Write every record out again exactly as given.

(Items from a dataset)
┌────────
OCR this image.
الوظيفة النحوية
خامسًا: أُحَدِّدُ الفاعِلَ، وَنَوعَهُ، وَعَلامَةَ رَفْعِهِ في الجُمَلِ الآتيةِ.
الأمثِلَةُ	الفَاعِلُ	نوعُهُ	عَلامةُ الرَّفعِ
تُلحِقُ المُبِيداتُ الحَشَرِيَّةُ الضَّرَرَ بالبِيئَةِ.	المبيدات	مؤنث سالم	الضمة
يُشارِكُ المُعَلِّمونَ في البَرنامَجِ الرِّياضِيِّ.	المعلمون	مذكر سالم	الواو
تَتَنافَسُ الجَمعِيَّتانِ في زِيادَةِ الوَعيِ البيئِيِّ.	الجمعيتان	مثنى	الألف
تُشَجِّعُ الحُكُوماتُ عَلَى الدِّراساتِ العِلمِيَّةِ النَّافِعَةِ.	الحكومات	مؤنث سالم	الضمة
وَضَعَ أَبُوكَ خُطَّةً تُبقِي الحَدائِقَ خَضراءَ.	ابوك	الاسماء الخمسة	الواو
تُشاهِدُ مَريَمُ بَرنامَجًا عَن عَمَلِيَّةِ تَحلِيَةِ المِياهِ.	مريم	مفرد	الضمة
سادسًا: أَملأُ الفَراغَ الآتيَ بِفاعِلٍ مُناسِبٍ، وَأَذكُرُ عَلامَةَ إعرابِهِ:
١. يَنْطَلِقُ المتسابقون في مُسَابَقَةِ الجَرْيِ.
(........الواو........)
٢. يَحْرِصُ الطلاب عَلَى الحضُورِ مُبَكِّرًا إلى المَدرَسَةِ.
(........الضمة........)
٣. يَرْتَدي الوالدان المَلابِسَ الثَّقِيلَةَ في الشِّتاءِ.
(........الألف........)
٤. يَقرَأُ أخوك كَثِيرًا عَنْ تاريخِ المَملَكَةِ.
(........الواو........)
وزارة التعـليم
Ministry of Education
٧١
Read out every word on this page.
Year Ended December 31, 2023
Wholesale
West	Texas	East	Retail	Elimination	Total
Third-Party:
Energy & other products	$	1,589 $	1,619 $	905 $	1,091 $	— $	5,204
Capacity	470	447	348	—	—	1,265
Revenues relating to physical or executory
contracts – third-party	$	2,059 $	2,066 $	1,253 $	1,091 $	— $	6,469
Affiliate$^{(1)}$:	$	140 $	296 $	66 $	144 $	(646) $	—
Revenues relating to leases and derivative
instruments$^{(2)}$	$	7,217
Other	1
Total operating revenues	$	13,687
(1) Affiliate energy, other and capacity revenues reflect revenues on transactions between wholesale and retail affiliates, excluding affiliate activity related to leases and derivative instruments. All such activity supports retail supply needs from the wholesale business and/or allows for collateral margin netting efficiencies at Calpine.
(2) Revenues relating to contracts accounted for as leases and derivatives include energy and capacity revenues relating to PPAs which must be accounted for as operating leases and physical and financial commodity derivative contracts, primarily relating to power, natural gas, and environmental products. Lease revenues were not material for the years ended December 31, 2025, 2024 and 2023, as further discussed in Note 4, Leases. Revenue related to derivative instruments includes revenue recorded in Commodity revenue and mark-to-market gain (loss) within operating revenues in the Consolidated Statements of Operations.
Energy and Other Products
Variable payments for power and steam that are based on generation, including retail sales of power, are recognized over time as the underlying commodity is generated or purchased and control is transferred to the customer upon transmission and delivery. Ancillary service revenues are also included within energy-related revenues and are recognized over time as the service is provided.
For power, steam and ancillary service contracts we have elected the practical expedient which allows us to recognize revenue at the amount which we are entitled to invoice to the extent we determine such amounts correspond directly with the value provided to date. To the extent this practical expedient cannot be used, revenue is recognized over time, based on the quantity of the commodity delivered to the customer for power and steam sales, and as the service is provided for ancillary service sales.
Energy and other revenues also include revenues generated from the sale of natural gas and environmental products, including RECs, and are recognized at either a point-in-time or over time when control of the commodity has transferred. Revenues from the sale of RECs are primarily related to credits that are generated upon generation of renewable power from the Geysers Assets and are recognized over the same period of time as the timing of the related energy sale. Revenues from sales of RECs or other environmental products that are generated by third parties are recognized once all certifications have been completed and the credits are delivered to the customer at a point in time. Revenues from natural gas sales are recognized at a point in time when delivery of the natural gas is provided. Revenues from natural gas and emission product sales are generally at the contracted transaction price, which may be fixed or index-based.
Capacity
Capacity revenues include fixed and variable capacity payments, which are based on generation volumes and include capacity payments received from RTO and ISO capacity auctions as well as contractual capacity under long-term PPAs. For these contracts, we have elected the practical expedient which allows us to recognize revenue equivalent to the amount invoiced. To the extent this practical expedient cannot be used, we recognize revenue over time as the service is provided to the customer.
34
└────────
### RESPONSE TO THE EXERCISE
OCR this image.
الوظيفة النحوية
خامسًا: أُحَدِّدُ الفاعِلَ، وَنَوعَهُ، وَعَلامَةَ رَفْعِهِ في الجُمَلِ الآتيةِ.
الأمثِلَةُ	الفَاعِلُ	نوعُهُ	عَلامةُ الرَّفعِ
تُلحِقُ المُبِيداتُ الحَشَرِيَّةُ الضَّرَرَ بالبِيئَةِ.	المبيدات	مؤنث سالم	الضمة
يُشارِكُ المُعَلِّمونَ في البَرنامَجِ الرِّياضِيِّ.	المعلمون	مذكر سالم	الواو
تَتَنافَسُ الجَمعِيَّتانِ في زِيادَةِ الوَعيِ البيئِيِّ.	الجمعيتان	مثنى	الألف
تُشَجِّعُ الحُكُوماتُ عَلَى الدِّراساتِ العِلمِيَّةِ النَّافِعَةِ.	الحكومات	مؤنث سالم	الضمة
وَضَعَ أَبُوكَ خُطَّةً تُبقِي الحَدائِقَ خَضراءَ.	ابوك	الاسماء الخمسة	الواو
تُشاهِدُ مَريَمُ بَرنامَجًا عَن عَمَلِيَّةِ تَحلِيَةِ المِياهِ.	مريم	مفرد	الضمة
سادسًا: أَملأُ الفَراغَ الآتيَ بِفاعِلٍ مُناسِبٍ، وَأَذكُرُ عَلامَةَ إعرابِهِ:
١. يَنْطَلِقُ المتسابقون في مُسَابَقَةِ الجَرْيِ.
(........الواو........)
٢. يَحْرِصُ الطلاب عَلَى الحضُورِ مُبَكِّرًا إلى المَدرَسَةِ.
(........الضمة........)
٣. يَرْتَدي الوالدان المَلابِسَ الثَّقِيلَةَ في الشِّتاءِ.
(........الألف........)
٤. يَقرَأُ أخوك كَثِيرًا عَنْ تاريخِ المَملَكَةِ.
(........الواو........)
وزارة التعـليم
Ministry of Education
٧١
Read out every word on this page.
Year Ended December 31, 2023
Wholesale
West	Texas	East	Retail	Elimination	Total
Third-Party:
Energy & other products	$	1,589 $	1,619 $	905 $	1,091 $	— $	5,204
Capacity	470	447	348	—	—	1,265
Revenues relating to physical or executory
contracts – third-party	$	2,059 $	2,066 $	1,253 $	1,091 $	— $	6,469
Affiliate$^{(1)}$:	$	140 $	296 $	66 $	144 $	(646) $	—
Revenues relating to leases and derivative
instruments$^{(2)}$	$	7,217
Other	1
Total operating revenues	$	13,687
(1) Affiliate energy, other and capacity revenues reflect revenues on transactions between wholesale and retail affiliates, excluding affiliate activity related to leases and derivative instruments. All such activity supports retail supply needs from the wholesale business and/or allows for collateral margin netting efficiencies at Calpine.
(2) Revenues relating to contracts accounted for as leases and derivatives include energy and capacity revenues relating to PPAs which must be accounted for as operating leases and physical and financial commodity derivative contracts, primarily relating to power, natural gas, and environmental products. Lease revenues were not material for the years ended December 31, 2025, 2024 and 2023, as further discussed in Note 4, Leases. Revenue related to derivative instruments includes revenue recorded in Commodity revenue and mark-to-market gain (loss) within operating revenues in the Consolidated Statements of Operations.
Energy and Other Products
Variable payments for power and steam that are based on generation, including retail sales of power, are recognized over time as the underlying commodity is generated or purchased and control is transferred to the customer upon transmission and delivery. Ancillary service revenues are also included within energy-related revenues and are recognized over time as the service is provided.
For power, steam and ancillary service contracts we have elected the practical expedient which allows us to recognize revenue at the amount which we are entitled to invoice to the extent we determine such amounts correspond directly with the value provided to date. To the extent this practical expedient cannot be used, revenue is recognized over time, based on the quantity of the commodity delivered to the customer for power and steam sales, and as the service is provided for ancillary service sales.
Energy and other revenues also include revenues generated from the sale of natural gas and environmental products, including RECs, and are recognized at either a point-in-time or over time when control of the commodity has transferred. Revenues from the sale of RECs are primarily related to credits that are generated upon generation of renewable power from the Geysers Assets and are recognized over the same period of time as the timing of the related energy sale. Revenues from sales of RECs or other environmental products that are generated by third parties are recognized once all certifications have been completed and the credits are delivered to the customer at a point in time. Revenues from natural gas sales are recognized at a point in time when delivery of the natural gas is provided. Revenues from natural gas and emission product sales are generally at the contracted transaction price, which may be fixed or index-based.
Capacity
Capacity revenues include fixed and variable capacity payments, which are based on generation volumes and include capacity payments received from RTO and ISO capacity auctions as well as contractual capacity under long-term PPAs. For these contracts, we have elected the practical expedient which allows us to recognize revenue equivalent to the amount invoiced. To the extent this practical expedient cannot be used, we recognize revenue over time as the service is provided to the customer.
34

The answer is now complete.